= Stated exercise =
Of all the lines in this data, how many include "xlabel"? Respond with the number only.

= Data excerpts =
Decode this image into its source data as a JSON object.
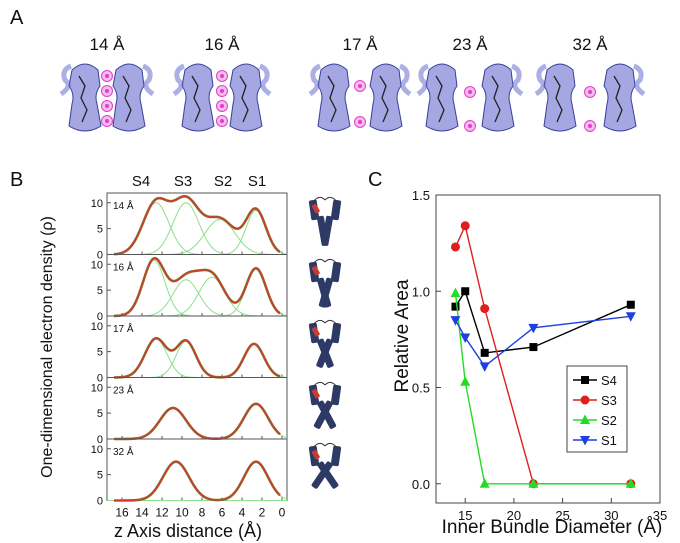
{
  "panel_letters": {
    "a": "A",
    "b": "B",
    "c": "C"
  },
  "colors": {
    "structure_blue": "#5a5fc9",
    "ion_magenta": "#e040c8",
    "density_total": "#d43a1f",
    "density_fit": "#8a6a3a",
    "gaussian": "#8be08b",
    "s4": "#000000",
    "s3": "#e01e1e",
    "s2": "#22dd22",
    "s1": "#1f3fe0",
    "helix": "#2e3a66",
    "helix_red": "#c83c2c"
  },
  "panel_a": {
    "labels": [
      "14 Å",
      "16 Å",
      "17 Å",
      "23 Å",
      "32 Å"
    ],
    "icon_names": [
      "channel-structure-14",
      "channel-structure-16",
      "channel-structure-17",
      "channel-structure-23",
      "channel-structure-32"
    ],
    "ion_counts": [
      4,
      4,
      2,
      2,
      2
    ]
  },
  "panel_b": {
    "site_labels": [
      "S4",
      "S3",
      "S2",
      "S1"
    ],
    "ylabel": "One-dimensional electron density (ρ)",
    "xlabel": "z Axis distance (Å)",
    "x_ticks": [
      "16",
      "14",
      "12",
      "10",
      "8",
      "6",
      "4",
      "2",
      "0"
    ],
    "y_ticks": [
      "0",
      "5",
      "10"
    ],
    "xlim": [
      17.5,
      -0.5
    ],
    "ylim": [
      0,
      11.5
    ]
  },
  "chart_data": [
    {
      "type": "line",
      "panel": "B",
      "xlabel": "z Axis distance (Å)",
      "ylabel": "One-dimensional electron density (ρ)",
      "xlim": [
        17.5,
        -0.5
      ],
      "ylim": [
        0,
        11.5
      ],
      "subplots": [
        {
          "label": "14 Å",
          "peaks": [
            {
              "center": 12.6,
              "height": 10.0,
              "width": 1.3
            },
            {
              "center": 9.6,
              "height": 10.0,
              "width": 1.3
            },
            {
              "center": 6.2,
              "height": 6.8,
              "width": 1.5
            },
            {
              "center": 2.6,
              "height": 8.5,
              "width": 1.0
            }
          ]
        },
        {
          "label": "16 Å",
          "peaks": [
            {
              "center": 12.8,
              "height": 10.8,
              "width": 1.1
            },
            {
              "center": 9.6,
              "height": 7.0,
              "width": 1.3
            },
            {
              "center": 7.0,
              "height": 7.5,
              "width": 1.3
            },
            {
              "center": 2.6,
              "height": 9.2,
              "width": 1.0
            }
          ]
        },
        {
          "label": "17 Å",
          "peaks": [
            {
              "center": 12.6,
              "height": 7.5,
              "width": 1.1
            },
            {
              "center": 9.6,
              "height": 7.0,
              "width": 1.0
            },
            {
              "center": 2.8,
              "height": 6.5,
              "width": 1.0
            }
          ]
        },
        {
          "label": "23 Å",
          "peaks": [
            {
              "center": 10.9,
              "height": 6.0,
              "width": 1.3
            },
            {
              "center": 2.6,
              "height": 6.8,
              "width": 1.2
            }
          ]
        },
        {
          "label": "32 Å",
          "peaks": [
            {
              "center": 10.6,
              "height": 7.5,
              "width": 1.3
            },
            {
              "center": 2.6,
              "height": 7.5,
              "width": 1.2
            }
          ]
        }
      ]
    },
    {
      "type": "line",
      "panel": "C",
      "xlabel": "Inner Bundle Diameter (Å)",
      "ylabel": "Relative Area",
      "xlim": [
        12,
        35
      ],
      "ylim": [
        -0.1,
        1.5
      ],
      "x_ticks": [
        15,
        20,
        25,
        30,
        35
      ],
      "y_ticks": [
        "0.0",
        "0.5",
        "1.0",
        "1.5"
      ],
      "legend_position": "right",
      "series": [
        {
          "name": "S4",
          "marker": "square",
          "x": [
            14,
            15,
            17,
            22,
            32
          ],
          "y": [
            0.92,
            1.0,
            0.68,
            0.71,
            0.93
          ]
        },
        {
          "name": "S3",
          "marker": "circle",
          "x": [
            14,
            15,
            17,
            22,
            32
          ],
          "y": [
            1.23,
            1.34,
            0.91,
            0.0,
            0.0
          ]
        },
        {
          "name": "S2",
          "marker": "triangle-up",
          "x": [
            14,
            15,
            17,
            22,
            32
          ],
          "y": [
            0.99,
            0.53,
            0.0,
            0.0,
            0.0
          ]
        },
        {
          "name": "S1",
          "marker": "triangle-down",
          "x": [
            14,
            15,
            17,
            22,
            32
          ],
          "y": [
            0.85,
            0.76,
            0.61,
            0.81,
            0.87
          ]
        }
      ]
    }
  ]
}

= Expected answer =
3